* BEGIN *

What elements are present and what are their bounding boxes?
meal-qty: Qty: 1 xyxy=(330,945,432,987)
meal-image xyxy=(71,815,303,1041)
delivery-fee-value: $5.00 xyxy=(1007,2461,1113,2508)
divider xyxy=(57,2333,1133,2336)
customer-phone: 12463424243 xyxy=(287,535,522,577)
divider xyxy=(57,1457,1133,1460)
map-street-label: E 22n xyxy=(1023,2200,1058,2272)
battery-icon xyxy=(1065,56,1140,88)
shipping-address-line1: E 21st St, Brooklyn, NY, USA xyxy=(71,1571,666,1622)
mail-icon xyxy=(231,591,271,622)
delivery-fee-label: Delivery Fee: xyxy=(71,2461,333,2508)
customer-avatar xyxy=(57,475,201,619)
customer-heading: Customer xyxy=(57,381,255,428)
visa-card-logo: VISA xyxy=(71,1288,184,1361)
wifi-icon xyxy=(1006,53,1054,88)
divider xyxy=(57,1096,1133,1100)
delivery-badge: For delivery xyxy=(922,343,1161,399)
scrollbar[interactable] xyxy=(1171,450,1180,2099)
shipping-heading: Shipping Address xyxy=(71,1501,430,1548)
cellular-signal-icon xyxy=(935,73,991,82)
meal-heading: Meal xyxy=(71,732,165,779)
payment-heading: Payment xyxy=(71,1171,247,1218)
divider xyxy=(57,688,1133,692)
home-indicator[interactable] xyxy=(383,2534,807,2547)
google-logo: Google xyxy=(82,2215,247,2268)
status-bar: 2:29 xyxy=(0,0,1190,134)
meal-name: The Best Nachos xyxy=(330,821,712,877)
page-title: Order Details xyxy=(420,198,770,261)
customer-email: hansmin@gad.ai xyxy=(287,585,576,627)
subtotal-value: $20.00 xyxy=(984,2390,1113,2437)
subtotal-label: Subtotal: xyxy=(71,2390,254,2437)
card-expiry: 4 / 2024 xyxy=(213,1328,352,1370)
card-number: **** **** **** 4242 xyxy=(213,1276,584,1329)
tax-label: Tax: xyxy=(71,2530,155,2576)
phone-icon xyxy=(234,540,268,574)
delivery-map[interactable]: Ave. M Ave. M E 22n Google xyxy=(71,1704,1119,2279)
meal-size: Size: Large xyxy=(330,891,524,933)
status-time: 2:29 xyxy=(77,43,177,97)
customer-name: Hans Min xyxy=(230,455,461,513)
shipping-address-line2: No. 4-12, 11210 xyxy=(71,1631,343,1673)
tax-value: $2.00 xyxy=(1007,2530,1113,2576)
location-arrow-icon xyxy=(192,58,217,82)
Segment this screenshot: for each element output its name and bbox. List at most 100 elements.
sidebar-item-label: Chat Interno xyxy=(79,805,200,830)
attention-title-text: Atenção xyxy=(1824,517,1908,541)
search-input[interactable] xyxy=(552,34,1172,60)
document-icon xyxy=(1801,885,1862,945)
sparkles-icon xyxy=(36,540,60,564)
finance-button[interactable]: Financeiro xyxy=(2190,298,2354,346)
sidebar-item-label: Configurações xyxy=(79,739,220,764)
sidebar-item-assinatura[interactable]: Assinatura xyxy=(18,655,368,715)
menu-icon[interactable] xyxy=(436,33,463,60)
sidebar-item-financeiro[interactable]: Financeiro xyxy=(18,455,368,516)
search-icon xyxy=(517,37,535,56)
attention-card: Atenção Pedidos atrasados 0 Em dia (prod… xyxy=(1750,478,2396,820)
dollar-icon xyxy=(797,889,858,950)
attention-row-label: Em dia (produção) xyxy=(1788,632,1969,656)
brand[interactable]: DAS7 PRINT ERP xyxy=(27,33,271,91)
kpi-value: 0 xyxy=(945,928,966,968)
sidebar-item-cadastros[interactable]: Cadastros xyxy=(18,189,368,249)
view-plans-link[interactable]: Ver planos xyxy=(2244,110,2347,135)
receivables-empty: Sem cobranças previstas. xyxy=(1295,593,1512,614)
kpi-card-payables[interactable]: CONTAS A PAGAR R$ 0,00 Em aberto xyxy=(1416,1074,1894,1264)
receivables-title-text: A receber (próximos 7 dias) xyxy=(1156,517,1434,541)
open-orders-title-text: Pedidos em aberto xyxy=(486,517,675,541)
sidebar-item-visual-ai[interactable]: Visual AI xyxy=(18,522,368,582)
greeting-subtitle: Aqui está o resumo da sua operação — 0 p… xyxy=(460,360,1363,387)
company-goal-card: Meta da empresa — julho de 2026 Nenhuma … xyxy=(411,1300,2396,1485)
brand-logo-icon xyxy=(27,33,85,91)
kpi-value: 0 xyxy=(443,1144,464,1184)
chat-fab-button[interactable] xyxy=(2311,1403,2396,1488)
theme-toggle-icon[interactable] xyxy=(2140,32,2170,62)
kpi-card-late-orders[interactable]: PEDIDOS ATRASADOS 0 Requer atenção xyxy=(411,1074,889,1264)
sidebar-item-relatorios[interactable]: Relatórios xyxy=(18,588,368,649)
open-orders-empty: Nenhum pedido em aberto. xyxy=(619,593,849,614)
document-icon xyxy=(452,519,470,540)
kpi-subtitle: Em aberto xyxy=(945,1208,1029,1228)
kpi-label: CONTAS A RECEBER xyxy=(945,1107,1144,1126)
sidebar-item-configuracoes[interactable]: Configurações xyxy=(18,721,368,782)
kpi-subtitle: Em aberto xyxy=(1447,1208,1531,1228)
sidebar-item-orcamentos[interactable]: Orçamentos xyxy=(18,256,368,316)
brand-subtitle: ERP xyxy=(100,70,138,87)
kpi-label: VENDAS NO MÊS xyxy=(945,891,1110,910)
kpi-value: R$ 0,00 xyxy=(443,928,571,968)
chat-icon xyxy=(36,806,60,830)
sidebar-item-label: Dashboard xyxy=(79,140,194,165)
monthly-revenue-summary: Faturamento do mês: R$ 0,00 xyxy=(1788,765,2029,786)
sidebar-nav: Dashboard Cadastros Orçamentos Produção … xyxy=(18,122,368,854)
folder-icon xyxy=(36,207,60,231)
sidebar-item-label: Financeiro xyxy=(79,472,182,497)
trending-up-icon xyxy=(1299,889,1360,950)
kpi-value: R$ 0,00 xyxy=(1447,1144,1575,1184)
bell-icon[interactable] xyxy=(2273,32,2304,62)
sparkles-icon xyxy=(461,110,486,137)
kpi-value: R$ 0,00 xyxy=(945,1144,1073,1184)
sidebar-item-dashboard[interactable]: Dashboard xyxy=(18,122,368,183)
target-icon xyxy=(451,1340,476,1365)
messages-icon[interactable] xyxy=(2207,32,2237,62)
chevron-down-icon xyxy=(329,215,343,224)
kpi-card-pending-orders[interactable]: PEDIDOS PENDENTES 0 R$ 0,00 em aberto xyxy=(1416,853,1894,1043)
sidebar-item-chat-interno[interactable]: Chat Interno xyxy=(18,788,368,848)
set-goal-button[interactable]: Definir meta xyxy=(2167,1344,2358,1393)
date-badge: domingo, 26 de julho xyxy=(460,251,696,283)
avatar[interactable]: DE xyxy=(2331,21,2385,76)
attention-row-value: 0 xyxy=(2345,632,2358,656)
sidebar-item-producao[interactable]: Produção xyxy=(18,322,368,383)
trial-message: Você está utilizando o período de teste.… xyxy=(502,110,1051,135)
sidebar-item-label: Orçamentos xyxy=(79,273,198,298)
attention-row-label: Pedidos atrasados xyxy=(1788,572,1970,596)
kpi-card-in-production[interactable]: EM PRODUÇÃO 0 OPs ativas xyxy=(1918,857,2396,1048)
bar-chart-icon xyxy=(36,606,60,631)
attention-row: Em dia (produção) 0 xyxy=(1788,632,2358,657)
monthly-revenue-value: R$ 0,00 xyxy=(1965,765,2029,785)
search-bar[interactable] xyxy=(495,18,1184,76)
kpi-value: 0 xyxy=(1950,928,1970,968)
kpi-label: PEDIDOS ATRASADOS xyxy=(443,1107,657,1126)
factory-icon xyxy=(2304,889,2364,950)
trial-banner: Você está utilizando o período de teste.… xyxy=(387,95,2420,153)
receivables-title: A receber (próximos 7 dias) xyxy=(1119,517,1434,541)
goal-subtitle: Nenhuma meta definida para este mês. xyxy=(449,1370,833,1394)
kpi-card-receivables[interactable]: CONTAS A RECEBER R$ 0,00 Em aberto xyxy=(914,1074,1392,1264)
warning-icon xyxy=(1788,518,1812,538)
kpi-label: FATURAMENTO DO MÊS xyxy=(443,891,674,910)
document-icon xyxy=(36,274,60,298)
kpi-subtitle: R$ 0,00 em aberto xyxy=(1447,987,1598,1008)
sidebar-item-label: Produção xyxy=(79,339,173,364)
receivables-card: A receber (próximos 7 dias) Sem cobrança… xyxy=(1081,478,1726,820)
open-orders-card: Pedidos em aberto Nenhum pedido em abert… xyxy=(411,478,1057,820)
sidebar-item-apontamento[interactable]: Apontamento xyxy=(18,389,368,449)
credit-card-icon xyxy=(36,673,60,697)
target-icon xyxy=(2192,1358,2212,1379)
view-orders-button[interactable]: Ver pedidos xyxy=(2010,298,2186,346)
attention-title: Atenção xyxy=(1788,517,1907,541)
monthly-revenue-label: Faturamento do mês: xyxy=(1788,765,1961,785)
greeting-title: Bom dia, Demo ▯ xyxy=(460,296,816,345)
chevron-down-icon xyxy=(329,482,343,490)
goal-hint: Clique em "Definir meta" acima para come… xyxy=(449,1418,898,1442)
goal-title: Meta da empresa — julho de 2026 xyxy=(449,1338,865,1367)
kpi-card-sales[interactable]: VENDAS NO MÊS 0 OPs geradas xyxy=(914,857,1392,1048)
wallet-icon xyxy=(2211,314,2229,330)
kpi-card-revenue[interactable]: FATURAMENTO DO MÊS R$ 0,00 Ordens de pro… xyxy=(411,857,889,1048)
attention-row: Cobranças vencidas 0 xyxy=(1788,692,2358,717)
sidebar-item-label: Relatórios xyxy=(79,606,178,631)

* END *

WORK TO COMPLETE:
Repeat the entries from the beginning through the line containing "payment-heading: Payment xyxy=(71,1171,247,1218)", with "divider" renamed to "separator" and nothing else altered.

THE RESULT:
What elements are present and what are their bounding boxes?
meal-qty: Qty: 1 xyxy=(330,945,432,987)
meal-image xyxy=(71,815,303,1041)
delivery-fee-value: $5.00 xyxy=(1007,2461,1113,2508)
separator xyxy=(57,2333,1133,2336)
customer-phone: 12463424243 xyxy=(287,535,522,577)
separator xyxy=(57,1457,1133,1460)
map-street-label: E 22n xyxy=(1023,2200,1058,2272)
battery-icon xyxy=(1065,56,1140,88)
shipping-address-line1: E 21st St, Brooklyn, NY, USA xyxy=(71,1571,666,1622)
mail-icon xyxy=(231,591,271,622)
delivery-fee-label: Delivery Fee: xyxy=(71,2461,333,2508)
customer-avatar xyxy=(57,475,201,619)
customer-heading: Customer xyxy=(57,381,255,428)
visa-card-logo: VISA xyxy=(71,1288,184,1361)
wifi-icon xyxy=(1006,53,1054,88)
separator xyxy=(57,1096,1133,1100)
delivery-badge: For delivery xyxy=(922,343,1161,399)
scrollbar[interactable] xyxy=(1171,450,1180,2099)
shipping-heading: Shipping Address xyxy=(71,1501,430,1548)
cellular-signal-icon xyxy=(935,73,991,82)
meal-heading: Meal xyxy=(71,732,165,779)
payment-heading: Payment xyxy=(71,1171,247,1218)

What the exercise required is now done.